- Exercise aim -
Show every line below where "JSON" can be found.

* BEGIN *

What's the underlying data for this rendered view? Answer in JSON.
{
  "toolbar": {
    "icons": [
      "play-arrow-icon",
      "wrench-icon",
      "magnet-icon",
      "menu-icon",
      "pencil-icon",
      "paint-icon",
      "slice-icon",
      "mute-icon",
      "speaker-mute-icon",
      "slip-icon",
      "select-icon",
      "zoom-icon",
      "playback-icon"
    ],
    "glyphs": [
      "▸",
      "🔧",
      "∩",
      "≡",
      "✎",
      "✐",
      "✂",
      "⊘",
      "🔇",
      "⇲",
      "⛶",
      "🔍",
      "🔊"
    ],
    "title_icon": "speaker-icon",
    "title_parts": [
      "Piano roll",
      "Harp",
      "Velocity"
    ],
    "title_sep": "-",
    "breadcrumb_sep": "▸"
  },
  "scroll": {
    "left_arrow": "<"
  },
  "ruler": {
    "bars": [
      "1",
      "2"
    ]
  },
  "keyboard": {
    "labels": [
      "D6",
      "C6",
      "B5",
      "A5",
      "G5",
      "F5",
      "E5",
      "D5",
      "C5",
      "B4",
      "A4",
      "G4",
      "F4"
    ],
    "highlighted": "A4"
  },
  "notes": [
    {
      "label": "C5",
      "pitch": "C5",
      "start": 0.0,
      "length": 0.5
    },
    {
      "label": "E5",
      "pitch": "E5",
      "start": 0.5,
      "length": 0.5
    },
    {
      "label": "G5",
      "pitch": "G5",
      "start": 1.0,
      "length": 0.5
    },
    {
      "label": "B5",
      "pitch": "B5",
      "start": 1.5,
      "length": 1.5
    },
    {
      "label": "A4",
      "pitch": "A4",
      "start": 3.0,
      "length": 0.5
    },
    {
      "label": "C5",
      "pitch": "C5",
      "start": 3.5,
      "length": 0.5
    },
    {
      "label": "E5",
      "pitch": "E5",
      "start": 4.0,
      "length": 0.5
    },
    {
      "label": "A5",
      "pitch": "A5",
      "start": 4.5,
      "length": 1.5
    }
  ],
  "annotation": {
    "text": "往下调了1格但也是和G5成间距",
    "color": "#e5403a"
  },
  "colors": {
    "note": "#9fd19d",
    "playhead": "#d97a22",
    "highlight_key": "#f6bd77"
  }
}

* END *
* BEGIN *

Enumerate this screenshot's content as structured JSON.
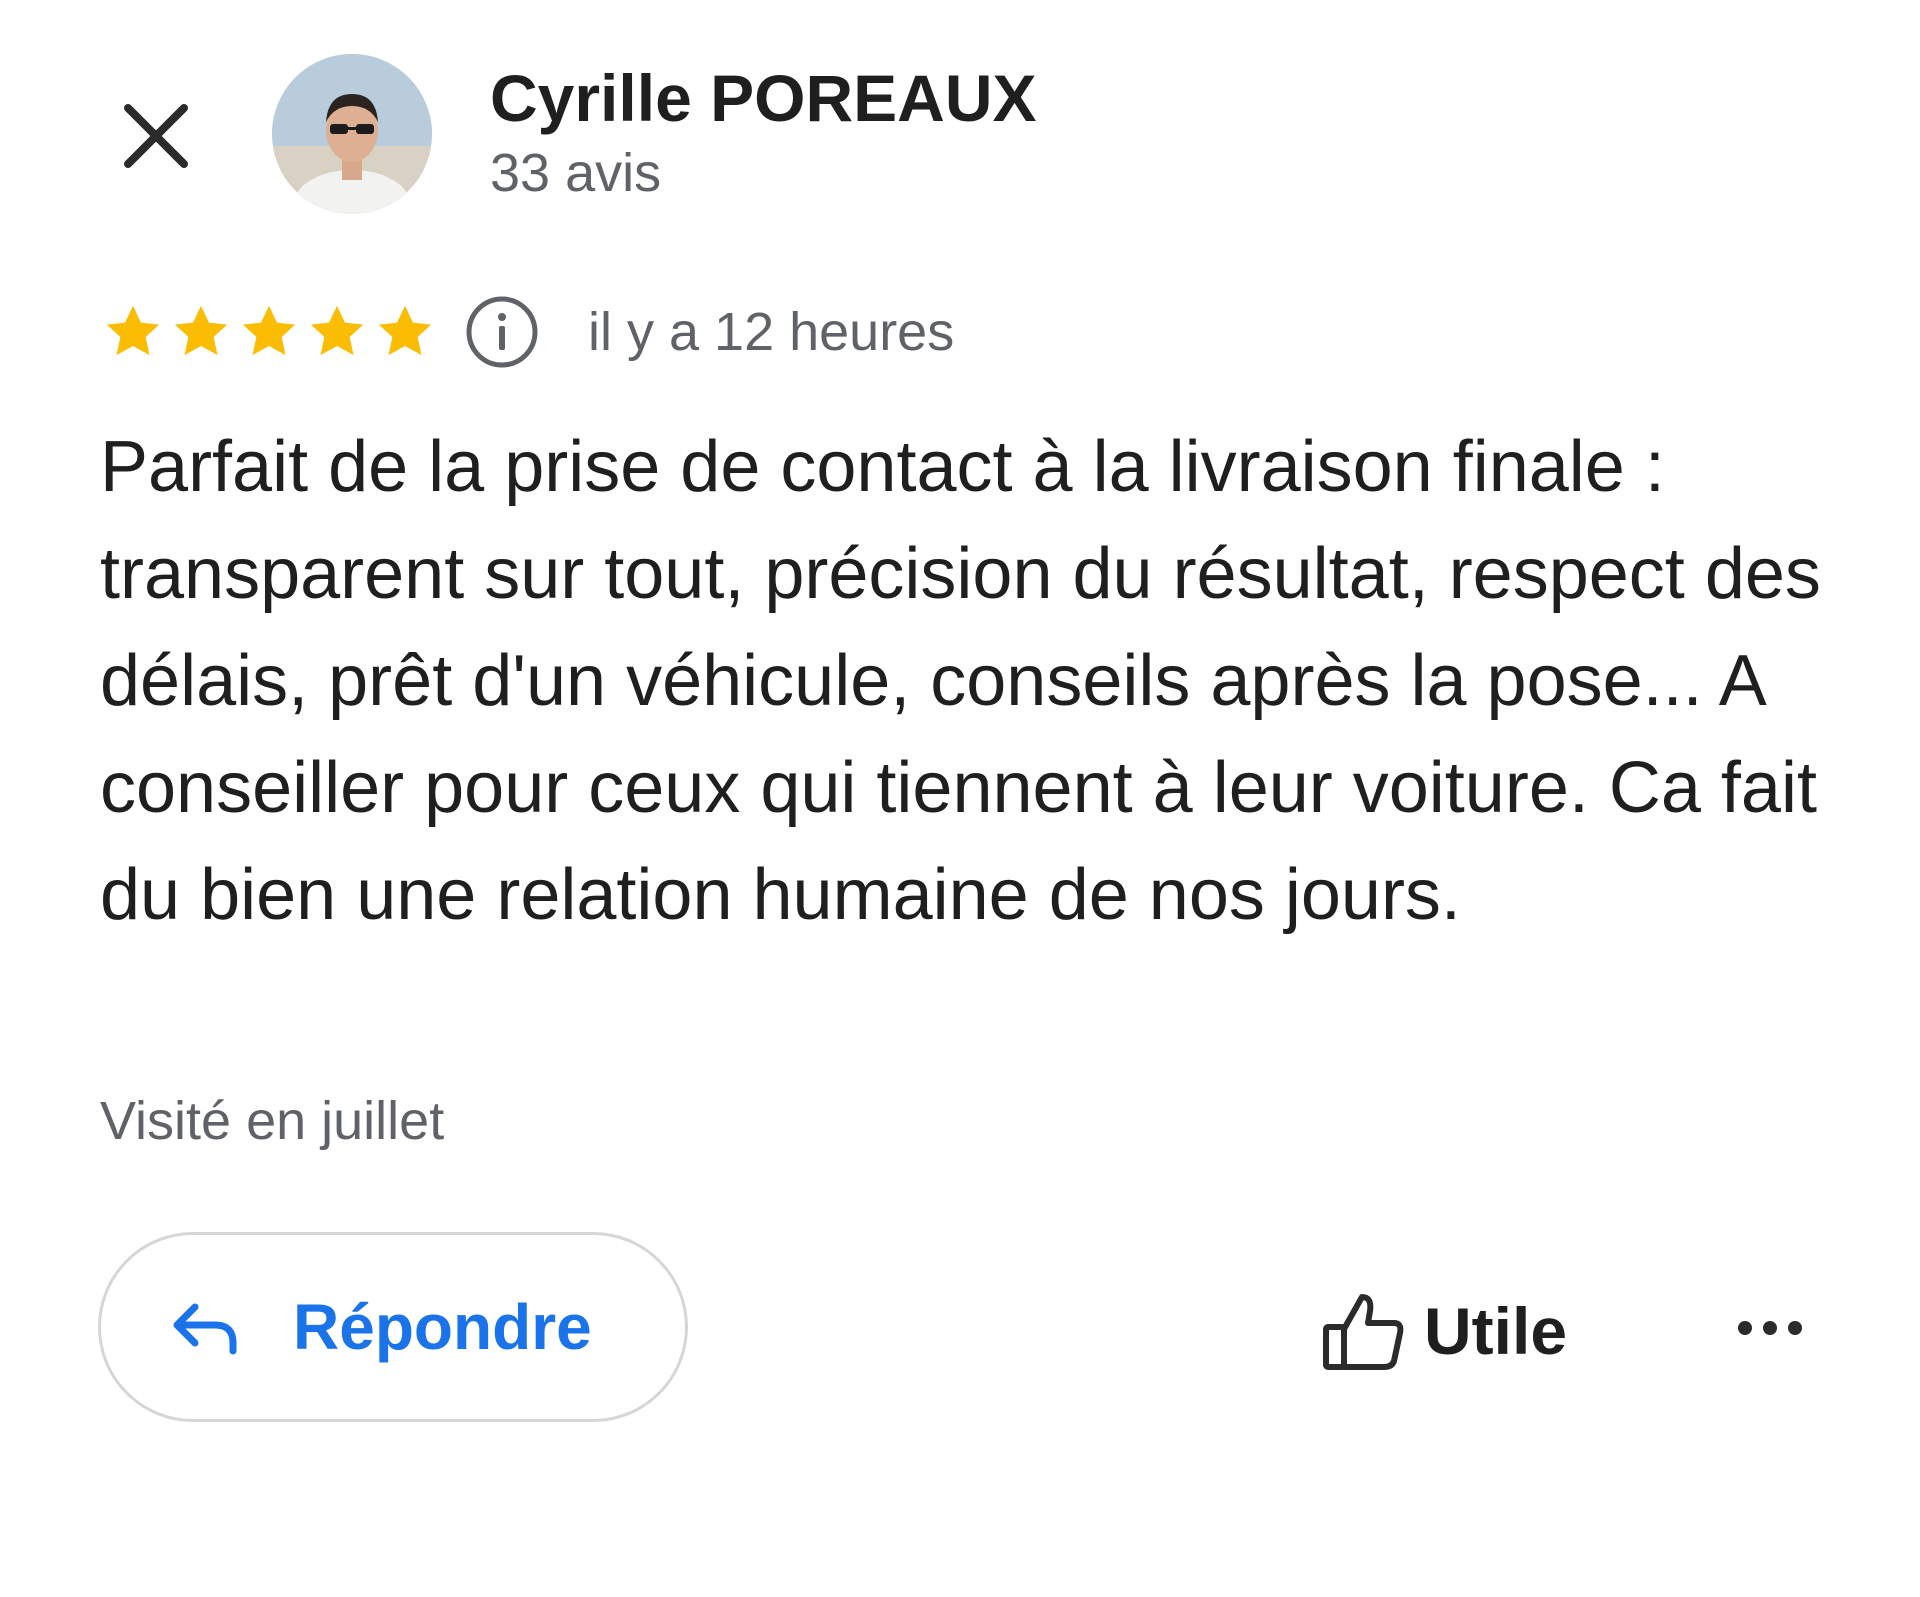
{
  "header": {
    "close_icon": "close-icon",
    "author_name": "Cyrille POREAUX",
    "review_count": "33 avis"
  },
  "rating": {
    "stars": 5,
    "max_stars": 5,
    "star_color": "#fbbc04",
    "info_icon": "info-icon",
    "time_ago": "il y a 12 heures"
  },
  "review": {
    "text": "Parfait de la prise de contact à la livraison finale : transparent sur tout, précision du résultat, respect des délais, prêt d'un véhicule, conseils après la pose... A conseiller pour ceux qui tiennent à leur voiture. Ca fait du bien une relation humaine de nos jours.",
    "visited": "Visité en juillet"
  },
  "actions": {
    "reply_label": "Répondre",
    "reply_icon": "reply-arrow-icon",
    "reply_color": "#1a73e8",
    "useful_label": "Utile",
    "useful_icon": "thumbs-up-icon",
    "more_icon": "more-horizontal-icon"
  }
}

* END *

- Written answer -
What's the underlying data for this rendered view? Answer in JSON.
Enumerate this screenshot's content as structured JSON.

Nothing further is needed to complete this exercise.